● Description of the task
From the listing below, copy every line with the word "JSON".

● Dataset extract
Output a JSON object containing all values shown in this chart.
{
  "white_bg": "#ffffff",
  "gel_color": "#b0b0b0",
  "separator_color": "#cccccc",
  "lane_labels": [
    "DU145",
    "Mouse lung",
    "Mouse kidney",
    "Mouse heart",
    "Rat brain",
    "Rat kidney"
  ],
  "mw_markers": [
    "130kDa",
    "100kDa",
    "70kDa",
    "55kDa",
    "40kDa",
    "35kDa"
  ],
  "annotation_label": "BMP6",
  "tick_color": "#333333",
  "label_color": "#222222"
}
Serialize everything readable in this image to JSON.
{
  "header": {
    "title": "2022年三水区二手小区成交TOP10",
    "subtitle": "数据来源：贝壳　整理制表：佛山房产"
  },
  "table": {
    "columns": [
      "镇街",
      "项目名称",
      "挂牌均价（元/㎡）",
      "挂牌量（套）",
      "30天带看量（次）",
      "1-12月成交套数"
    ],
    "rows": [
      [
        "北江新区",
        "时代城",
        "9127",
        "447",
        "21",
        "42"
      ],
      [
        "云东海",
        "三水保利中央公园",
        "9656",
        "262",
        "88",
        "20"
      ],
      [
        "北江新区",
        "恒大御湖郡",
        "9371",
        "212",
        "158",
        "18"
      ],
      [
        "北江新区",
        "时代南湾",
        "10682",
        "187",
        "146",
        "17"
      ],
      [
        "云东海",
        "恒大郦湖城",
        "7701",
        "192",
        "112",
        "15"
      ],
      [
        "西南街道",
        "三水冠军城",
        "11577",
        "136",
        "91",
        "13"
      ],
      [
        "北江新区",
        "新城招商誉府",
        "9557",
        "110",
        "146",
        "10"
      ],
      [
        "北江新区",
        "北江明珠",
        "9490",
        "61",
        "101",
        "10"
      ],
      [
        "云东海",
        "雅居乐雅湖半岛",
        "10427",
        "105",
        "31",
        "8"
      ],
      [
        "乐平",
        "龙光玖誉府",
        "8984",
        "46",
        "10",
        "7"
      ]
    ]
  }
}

● Finished answer
Output a JSON object containing all values shown in this chart.
Serialize everything readable in this image to JSON.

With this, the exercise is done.